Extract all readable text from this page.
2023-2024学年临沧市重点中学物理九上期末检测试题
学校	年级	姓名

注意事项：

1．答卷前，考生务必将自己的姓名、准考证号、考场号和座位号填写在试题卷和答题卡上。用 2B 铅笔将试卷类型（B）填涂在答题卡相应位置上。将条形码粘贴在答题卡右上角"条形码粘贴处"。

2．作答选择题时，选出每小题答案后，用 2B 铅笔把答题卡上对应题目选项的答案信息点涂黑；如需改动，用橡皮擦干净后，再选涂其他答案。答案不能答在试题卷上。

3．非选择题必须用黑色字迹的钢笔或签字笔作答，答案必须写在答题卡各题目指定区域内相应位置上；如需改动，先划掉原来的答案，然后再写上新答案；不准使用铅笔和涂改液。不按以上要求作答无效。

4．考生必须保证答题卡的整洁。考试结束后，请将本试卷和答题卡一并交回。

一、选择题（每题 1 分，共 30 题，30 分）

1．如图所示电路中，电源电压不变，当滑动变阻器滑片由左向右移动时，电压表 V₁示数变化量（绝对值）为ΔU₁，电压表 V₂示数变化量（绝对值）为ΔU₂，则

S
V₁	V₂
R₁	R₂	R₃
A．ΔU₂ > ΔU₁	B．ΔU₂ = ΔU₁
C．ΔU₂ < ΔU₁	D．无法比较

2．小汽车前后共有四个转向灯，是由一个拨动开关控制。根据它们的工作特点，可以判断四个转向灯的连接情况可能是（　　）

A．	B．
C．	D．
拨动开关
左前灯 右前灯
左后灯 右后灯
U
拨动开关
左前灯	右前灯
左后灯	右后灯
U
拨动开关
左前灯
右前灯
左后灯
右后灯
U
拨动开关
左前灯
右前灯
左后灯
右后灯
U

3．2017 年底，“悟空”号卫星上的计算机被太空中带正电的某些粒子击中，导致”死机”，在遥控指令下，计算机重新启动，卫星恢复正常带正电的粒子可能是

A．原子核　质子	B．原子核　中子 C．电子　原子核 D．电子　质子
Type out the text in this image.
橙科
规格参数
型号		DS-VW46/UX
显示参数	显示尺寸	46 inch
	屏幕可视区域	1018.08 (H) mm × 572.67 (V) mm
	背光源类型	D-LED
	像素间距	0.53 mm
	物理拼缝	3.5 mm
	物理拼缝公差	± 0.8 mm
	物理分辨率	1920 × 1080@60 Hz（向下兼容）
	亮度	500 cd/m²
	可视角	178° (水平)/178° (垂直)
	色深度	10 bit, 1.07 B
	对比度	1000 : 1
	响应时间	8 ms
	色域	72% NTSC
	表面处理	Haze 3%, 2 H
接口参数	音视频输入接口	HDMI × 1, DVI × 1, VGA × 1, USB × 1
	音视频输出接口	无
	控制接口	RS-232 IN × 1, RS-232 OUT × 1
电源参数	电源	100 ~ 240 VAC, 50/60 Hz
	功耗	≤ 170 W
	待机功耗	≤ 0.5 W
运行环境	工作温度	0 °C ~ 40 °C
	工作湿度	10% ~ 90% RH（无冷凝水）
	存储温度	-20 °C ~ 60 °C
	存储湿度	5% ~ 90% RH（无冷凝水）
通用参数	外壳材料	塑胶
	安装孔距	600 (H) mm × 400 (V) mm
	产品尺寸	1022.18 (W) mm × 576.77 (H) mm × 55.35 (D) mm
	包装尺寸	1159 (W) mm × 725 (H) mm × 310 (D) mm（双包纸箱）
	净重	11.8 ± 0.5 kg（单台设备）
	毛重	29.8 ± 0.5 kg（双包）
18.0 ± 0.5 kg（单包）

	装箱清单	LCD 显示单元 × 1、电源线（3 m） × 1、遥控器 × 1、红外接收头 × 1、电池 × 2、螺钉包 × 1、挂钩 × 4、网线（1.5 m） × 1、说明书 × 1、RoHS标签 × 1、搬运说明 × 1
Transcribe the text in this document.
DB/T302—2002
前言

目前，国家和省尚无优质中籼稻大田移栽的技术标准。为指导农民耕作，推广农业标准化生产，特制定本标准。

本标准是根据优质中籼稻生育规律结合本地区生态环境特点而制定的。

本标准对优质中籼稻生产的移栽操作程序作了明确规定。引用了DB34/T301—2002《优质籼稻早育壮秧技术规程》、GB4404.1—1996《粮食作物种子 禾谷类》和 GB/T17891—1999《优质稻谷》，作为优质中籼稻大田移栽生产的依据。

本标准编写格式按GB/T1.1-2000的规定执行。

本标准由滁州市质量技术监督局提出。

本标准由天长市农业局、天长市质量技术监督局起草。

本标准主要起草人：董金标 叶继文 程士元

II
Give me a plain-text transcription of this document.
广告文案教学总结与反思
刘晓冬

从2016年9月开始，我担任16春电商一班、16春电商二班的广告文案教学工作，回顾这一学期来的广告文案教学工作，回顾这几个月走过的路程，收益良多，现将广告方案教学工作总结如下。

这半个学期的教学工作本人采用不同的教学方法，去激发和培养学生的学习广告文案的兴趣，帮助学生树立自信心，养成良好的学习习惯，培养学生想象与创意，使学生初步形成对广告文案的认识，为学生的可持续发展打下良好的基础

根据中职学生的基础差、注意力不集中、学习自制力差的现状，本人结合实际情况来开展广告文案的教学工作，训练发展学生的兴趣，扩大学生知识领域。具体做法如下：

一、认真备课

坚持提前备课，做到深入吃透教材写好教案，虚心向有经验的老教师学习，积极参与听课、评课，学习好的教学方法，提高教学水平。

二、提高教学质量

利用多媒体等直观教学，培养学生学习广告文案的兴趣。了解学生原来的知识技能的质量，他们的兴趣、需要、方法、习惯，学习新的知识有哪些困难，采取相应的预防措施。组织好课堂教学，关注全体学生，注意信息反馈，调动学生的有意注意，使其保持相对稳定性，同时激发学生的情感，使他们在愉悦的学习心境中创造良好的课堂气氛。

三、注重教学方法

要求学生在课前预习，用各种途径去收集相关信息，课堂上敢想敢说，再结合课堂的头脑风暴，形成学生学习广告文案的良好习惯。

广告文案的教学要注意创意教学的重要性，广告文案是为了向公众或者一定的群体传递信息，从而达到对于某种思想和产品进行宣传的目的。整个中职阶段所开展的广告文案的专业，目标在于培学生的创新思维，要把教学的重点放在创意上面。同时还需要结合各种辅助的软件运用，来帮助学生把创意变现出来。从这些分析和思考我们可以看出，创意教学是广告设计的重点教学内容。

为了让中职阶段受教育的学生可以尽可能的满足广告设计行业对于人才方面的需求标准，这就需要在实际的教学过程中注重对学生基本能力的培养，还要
◇ ◇ ◇
- CHALLENGE -
Report how many lines contain "如需改动". Give nothing but the number.

- FINISHED EXERCISE -
2